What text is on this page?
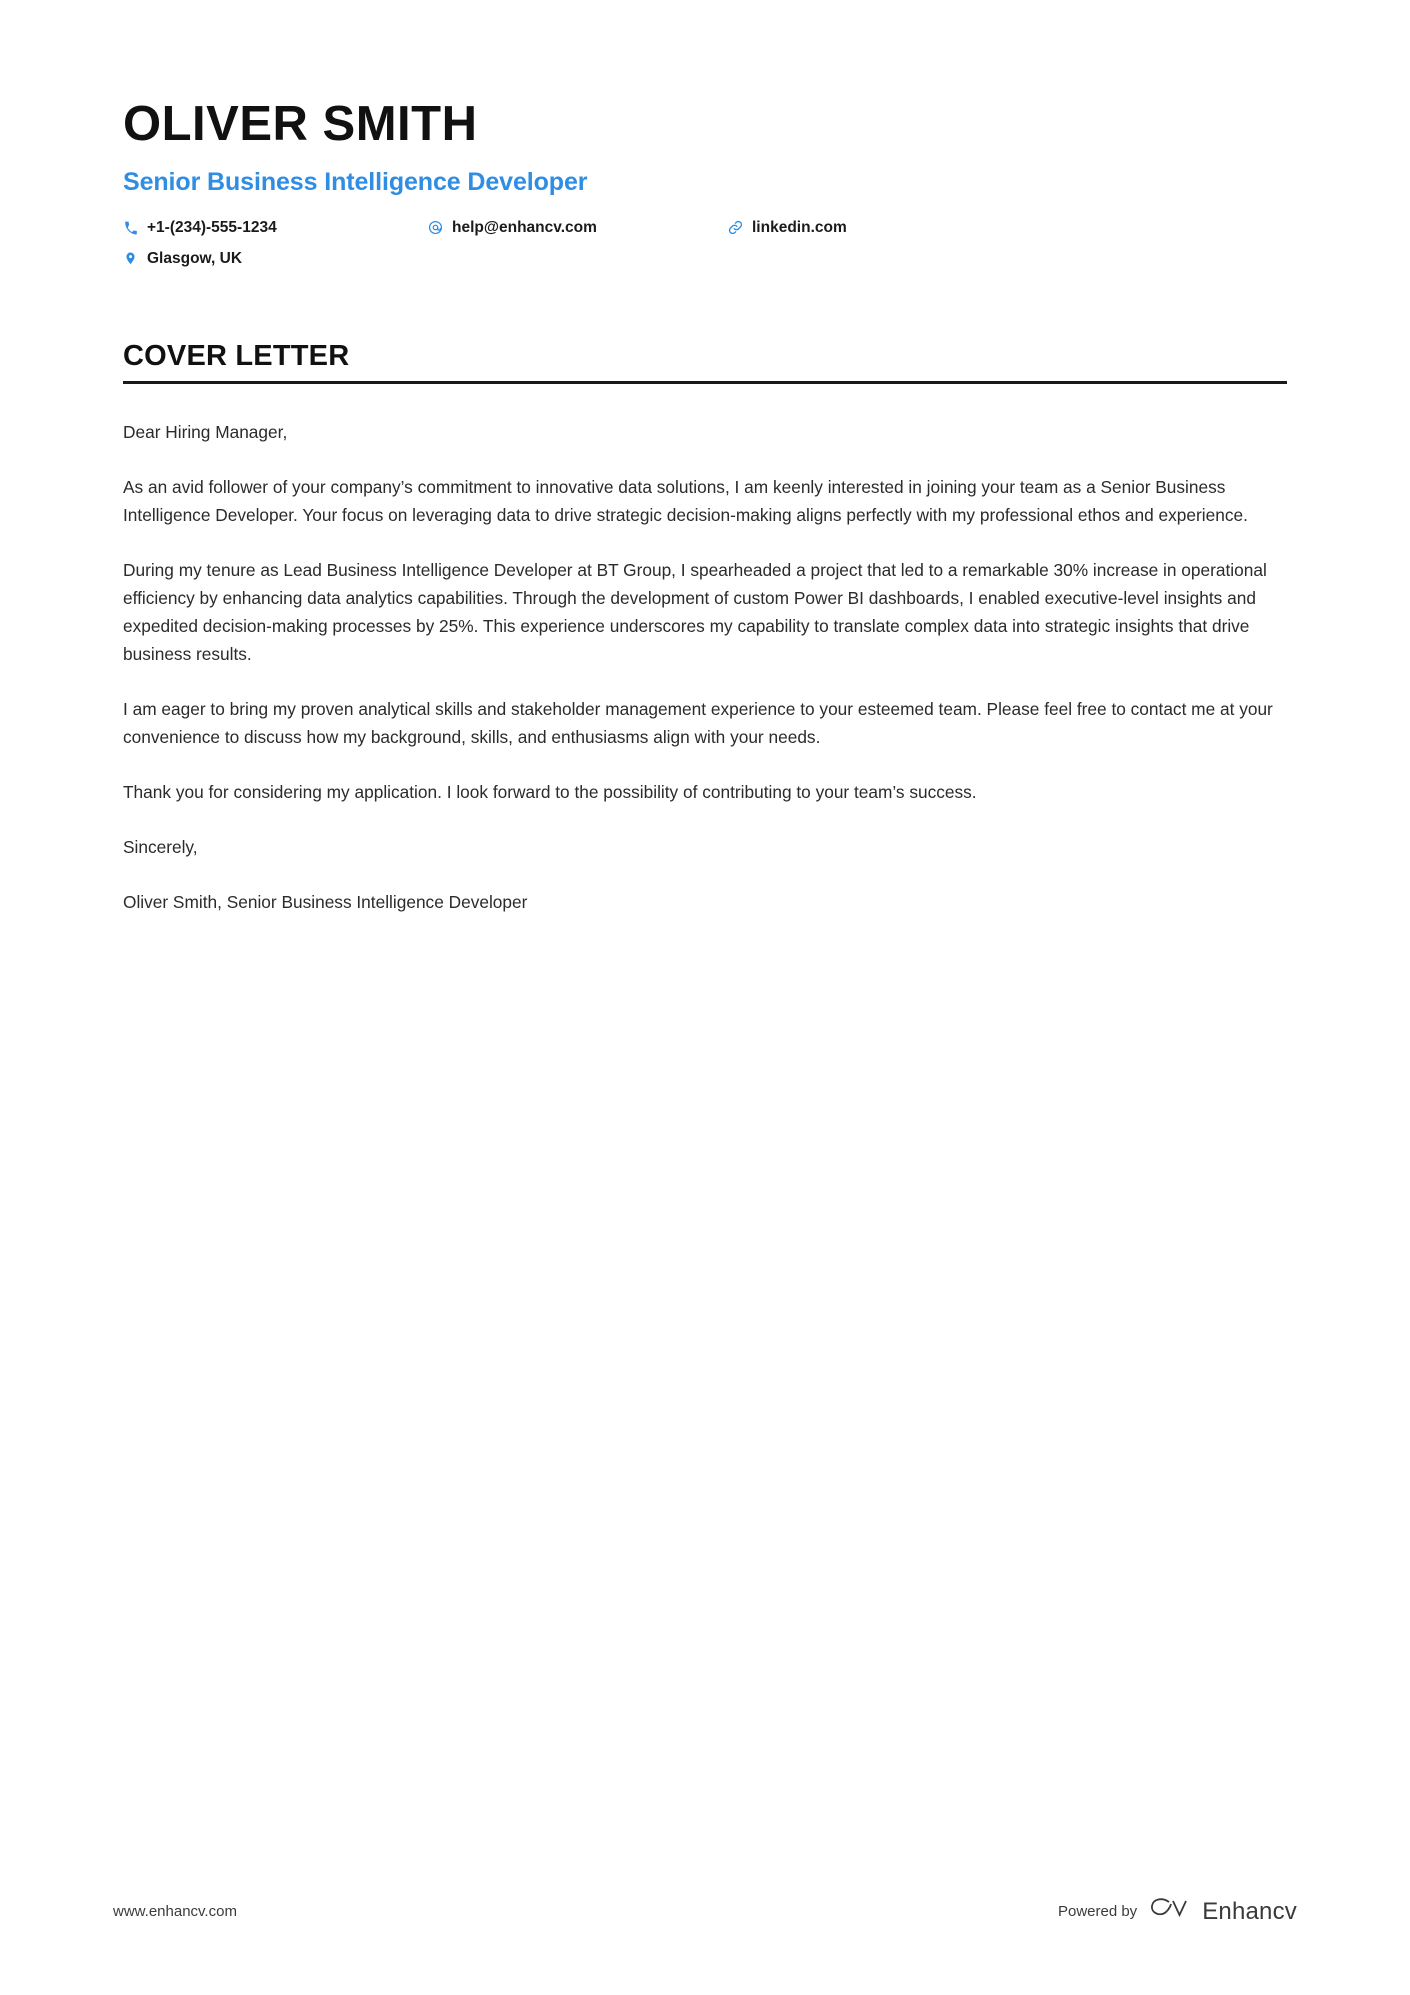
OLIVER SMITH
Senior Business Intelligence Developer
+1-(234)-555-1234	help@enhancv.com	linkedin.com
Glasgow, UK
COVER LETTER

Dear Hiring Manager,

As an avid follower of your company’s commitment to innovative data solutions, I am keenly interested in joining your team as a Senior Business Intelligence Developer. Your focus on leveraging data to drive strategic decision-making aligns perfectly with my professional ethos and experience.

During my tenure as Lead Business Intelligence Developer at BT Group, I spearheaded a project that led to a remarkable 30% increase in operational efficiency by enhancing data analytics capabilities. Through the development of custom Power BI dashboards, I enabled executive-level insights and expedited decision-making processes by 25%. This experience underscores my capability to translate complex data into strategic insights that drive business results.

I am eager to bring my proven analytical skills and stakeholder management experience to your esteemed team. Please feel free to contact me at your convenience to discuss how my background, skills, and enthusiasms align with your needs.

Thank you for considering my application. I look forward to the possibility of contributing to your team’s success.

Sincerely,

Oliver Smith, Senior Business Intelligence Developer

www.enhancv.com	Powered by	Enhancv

...

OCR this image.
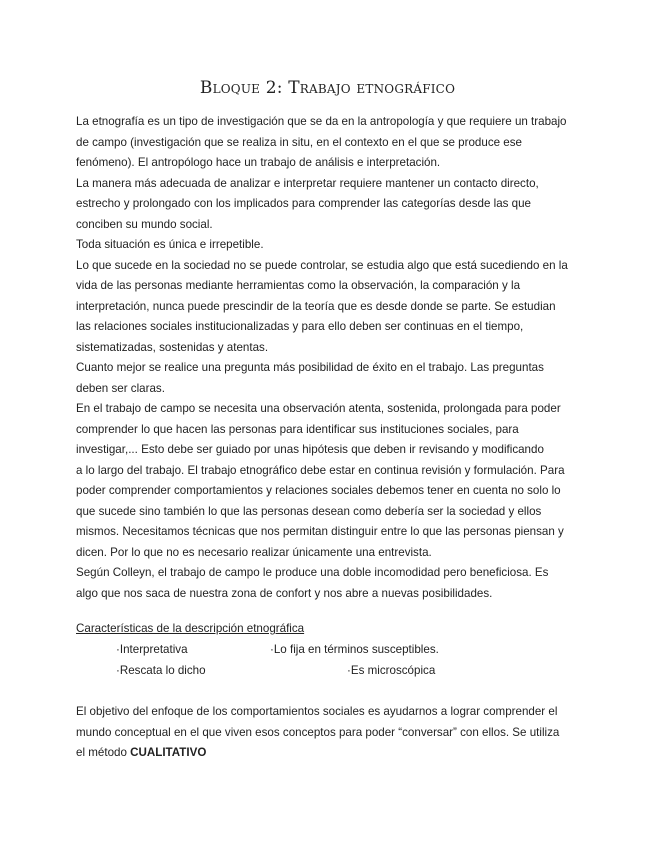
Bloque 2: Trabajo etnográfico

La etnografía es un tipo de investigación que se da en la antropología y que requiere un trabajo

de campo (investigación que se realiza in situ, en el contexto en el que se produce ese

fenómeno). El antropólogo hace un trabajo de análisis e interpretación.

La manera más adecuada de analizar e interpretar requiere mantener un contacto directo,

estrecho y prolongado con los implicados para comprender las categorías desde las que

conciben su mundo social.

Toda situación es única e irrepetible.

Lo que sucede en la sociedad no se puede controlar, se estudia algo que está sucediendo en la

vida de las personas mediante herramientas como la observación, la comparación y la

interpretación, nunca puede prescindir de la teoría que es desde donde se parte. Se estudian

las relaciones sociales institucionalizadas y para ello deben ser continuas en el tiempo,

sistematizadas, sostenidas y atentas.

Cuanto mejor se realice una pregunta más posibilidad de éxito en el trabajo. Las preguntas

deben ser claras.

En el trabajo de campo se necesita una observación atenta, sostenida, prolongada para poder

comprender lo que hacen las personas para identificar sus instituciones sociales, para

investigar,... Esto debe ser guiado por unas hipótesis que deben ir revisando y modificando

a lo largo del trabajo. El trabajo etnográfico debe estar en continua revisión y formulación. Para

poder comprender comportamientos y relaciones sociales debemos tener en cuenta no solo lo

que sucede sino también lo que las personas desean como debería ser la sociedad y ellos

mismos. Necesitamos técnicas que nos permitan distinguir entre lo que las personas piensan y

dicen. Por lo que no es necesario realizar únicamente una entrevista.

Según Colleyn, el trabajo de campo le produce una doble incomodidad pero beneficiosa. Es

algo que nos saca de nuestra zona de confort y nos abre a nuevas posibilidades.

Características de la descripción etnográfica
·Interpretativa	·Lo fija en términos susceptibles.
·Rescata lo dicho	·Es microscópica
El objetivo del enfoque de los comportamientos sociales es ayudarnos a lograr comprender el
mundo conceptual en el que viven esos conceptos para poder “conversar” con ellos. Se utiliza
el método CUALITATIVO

SHORT TASK = Copy every line that includes the string "campo" from the material above.

COMPLETE OUTPUT =
de campo (investigación que se realiza in situ, en el contexto en el que se produce ese
En el trabajo de campo se necesita una observación atenta, sostenida, prolongada para poder
Según Colleyn, el trabajo de campo le produce una doble incomodidad pero beneficiosa. Es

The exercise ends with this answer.